Find every line in the items below that contains the string "Kezdőlap", and copy each of those lines.

━━━━━ Provided data ━━━━━

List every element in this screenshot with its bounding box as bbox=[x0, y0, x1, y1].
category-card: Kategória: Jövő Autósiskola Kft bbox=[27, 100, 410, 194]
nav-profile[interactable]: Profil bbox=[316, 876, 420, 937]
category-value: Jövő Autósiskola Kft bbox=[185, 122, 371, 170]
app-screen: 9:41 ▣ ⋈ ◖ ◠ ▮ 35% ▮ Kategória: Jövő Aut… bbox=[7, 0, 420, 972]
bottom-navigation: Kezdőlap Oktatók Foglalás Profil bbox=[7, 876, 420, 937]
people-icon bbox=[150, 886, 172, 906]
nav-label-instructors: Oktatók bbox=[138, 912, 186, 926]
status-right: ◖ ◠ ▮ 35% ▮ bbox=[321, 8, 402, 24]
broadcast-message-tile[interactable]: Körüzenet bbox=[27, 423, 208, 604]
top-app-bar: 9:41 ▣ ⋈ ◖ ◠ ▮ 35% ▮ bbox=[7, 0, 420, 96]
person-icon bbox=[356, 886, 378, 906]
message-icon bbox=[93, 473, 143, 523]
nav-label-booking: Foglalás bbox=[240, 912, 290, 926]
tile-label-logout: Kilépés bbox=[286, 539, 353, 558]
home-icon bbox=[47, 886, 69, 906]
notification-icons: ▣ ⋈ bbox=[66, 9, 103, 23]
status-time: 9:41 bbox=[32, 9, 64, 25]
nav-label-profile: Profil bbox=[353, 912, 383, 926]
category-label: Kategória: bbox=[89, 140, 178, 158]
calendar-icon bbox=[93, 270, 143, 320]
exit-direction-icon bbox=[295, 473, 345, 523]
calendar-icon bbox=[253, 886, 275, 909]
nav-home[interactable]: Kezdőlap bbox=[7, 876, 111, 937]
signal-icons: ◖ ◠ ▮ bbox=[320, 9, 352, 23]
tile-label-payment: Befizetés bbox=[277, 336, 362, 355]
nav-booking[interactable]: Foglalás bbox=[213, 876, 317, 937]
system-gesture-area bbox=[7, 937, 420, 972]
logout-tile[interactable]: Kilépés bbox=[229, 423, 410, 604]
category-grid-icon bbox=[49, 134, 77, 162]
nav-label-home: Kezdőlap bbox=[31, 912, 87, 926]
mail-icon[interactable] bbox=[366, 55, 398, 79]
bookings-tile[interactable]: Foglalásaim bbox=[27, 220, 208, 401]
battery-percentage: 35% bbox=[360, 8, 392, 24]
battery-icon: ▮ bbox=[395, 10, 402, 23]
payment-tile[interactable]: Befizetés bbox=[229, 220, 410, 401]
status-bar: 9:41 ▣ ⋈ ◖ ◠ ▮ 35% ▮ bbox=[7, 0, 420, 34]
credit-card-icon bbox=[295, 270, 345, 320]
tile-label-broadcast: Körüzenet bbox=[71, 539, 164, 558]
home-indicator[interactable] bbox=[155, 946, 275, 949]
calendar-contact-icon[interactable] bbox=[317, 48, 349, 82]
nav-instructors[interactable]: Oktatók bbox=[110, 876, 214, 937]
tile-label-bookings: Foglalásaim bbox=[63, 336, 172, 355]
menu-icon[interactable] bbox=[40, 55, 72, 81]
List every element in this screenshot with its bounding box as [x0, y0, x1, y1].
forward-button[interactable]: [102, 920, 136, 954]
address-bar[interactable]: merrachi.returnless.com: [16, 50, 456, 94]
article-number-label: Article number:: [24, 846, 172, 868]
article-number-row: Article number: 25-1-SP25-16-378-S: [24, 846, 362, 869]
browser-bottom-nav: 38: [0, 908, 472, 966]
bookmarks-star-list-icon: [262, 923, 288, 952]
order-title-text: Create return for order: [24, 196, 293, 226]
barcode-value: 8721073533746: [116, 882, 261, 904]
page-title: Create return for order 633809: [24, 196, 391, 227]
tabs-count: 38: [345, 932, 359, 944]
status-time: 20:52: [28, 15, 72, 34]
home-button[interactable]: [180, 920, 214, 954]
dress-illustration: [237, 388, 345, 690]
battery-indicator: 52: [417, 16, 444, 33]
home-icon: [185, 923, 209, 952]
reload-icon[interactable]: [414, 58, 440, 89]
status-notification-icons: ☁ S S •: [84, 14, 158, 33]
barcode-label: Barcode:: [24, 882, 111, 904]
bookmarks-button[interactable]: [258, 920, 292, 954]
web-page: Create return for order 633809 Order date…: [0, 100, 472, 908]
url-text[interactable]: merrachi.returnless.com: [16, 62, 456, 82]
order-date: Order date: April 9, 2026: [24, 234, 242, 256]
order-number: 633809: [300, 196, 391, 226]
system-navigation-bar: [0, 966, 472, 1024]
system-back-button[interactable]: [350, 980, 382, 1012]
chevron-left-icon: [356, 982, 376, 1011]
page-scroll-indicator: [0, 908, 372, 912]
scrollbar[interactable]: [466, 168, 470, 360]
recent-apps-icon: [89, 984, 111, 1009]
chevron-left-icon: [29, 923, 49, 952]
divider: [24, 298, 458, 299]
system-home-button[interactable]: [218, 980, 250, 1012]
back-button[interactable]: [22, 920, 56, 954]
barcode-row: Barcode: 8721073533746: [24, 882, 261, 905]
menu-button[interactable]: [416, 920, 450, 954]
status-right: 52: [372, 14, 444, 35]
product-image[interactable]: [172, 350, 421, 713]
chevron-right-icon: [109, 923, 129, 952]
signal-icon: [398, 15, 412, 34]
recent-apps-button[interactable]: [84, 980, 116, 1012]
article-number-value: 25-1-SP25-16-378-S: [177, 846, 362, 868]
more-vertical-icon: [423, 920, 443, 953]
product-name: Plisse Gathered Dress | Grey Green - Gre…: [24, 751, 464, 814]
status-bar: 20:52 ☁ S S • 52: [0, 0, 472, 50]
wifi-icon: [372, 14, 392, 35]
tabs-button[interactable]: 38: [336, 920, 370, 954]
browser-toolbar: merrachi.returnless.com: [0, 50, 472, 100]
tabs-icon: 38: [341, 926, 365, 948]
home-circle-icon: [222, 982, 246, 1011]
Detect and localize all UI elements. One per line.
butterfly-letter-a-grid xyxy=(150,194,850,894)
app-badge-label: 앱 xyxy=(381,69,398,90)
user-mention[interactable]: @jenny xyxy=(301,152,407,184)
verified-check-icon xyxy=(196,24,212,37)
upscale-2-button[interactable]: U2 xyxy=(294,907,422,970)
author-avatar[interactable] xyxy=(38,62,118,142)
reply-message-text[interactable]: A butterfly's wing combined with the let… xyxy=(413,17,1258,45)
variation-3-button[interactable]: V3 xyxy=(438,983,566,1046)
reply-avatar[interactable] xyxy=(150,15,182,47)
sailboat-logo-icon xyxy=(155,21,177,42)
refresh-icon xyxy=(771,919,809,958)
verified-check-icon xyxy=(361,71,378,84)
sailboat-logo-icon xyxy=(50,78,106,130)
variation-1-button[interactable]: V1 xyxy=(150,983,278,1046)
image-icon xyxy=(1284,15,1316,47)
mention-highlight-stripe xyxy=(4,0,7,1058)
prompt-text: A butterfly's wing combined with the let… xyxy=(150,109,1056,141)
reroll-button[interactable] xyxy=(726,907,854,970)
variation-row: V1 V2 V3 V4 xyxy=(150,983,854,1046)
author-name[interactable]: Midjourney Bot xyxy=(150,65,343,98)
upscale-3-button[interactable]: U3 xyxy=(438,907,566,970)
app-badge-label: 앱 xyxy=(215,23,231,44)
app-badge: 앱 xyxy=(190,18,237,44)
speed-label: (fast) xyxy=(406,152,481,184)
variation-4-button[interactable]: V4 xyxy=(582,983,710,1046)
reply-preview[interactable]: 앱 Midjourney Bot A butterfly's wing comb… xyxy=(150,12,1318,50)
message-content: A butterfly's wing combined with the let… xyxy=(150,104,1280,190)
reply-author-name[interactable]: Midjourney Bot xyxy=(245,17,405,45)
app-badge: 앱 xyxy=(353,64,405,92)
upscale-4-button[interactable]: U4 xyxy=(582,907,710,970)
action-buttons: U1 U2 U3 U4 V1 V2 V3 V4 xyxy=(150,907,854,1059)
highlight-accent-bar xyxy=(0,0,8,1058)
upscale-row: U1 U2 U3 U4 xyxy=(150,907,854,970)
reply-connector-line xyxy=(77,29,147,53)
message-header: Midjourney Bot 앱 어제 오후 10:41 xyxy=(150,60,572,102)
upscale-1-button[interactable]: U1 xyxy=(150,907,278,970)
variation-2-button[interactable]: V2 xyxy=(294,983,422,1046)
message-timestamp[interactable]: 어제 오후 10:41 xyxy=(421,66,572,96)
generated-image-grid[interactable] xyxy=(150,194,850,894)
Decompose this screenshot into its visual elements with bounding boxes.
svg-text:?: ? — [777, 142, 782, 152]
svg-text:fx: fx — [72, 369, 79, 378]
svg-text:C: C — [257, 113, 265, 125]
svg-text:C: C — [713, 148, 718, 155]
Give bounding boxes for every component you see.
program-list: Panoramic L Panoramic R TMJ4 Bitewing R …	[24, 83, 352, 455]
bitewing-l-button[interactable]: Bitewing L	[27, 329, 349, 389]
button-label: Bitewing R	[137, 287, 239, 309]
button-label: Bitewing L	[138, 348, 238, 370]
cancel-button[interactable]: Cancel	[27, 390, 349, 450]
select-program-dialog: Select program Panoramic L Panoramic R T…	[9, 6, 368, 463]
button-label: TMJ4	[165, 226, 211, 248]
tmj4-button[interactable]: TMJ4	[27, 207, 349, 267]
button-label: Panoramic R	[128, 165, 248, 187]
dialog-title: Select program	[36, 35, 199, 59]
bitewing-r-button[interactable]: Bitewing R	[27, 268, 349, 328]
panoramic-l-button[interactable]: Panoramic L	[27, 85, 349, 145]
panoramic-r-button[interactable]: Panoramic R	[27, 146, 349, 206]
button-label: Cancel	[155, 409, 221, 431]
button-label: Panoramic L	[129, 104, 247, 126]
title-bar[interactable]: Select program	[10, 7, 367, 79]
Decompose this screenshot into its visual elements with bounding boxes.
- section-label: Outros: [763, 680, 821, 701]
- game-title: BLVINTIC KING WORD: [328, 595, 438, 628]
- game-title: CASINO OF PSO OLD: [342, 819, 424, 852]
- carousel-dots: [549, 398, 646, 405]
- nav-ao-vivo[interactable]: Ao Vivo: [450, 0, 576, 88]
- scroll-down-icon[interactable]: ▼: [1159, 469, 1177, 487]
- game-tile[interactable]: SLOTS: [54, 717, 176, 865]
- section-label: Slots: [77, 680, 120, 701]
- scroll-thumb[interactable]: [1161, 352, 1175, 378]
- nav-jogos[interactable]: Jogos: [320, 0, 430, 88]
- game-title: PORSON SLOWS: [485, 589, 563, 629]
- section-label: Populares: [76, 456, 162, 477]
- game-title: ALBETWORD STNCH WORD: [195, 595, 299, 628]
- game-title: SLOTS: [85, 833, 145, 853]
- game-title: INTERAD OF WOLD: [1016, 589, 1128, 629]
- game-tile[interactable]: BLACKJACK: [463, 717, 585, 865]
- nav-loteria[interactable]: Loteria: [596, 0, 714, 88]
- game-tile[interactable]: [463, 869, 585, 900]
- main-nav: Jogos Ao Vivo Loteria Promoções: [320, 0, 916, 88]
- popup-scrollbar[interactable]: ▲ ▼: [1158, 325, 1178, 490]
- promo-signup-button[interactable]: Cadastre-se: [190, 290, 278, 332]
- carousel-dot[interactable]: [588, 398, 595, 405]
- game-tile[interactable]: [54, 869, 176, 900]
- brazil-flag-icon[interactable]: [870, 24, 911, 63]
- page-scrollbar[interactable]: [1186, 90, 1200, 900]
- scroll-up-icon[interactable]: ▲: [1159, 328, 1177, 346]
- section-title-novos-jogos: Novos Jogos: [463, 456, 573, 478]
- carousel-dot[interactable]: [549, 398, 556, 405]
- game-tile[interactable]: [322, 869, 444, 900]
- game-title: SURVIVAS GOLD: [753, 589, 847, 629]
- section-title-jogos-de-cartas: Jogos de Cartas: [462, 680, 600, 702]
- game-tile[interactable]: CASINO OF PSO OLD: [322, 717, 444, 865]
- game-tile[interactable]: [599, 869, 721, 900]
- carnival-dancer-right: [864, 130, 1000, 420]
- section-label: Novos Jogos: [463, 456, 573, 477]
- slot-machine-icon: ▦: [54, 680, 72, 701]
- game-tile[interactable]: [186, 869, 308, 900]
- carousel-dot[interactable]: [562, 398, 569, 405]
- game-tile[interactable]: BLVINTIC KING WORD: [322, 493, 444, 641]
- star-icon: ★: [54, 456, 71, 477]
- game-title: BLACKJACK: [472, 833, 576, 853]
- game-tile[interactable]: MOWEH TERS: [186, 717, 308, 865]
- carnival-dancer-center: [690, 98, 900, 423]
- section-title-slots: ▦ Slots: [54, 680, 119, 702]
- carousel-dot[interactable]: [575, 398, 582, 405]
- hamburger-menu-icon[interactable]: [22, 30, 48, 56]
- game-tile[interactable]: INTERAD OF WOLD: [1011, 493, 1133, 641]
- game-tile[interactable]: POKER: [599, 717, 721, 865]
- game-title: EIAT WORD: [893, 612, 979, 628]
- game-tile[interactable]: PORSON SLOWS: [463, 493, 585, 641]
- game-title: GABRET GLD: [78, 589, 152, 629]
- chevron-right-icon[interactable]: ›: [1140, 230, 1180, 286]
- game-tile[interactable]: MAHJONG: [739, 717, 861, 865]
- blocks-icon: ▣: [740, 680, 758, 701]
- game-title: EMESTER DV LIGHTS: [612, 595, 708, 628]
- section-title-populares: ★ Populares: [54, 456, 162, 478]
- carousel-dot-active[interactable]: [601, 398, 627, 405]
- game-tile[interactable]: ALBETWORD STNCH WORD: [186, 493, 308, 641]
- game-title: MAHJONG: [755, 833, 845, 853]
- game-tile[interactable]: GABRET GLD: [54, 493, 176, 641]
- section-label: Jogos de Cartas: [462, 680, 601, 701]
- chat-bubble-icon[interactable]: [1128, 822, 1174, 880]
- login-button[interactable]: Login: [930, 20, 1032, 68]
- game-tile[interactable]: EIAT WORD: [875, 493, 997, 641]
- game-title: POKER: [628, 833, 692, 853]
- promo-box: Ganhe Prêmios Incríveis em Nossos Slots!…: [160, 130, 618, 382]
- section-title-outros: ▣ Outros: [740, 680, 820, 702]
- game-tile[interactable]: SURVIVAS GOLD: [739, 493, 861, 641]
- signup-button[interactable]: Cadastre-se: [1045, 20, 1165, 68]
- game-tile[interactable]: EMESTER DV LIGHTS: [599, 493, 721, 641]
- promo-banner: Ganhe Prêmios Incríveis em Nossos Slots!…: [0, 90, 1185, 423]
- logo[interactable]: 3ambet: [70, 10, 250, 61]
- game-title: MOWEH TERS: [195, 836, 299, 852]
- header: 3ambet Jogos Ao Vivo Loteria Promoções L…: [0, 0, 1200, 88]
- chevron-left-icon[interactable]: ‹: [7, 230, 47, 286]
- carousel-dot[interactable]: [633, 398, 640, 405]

━━━━━

Output:
bottom-navigation: Kezdőlap Oktatók Foglalás Profil bbox=[7, 876, 420, 937]
nav-home[interactable]: Kezdőlap bbox=[7, 876, 111, 937]
nav-label-home: Kezdőlap bbox=[31, 912, 87, 926]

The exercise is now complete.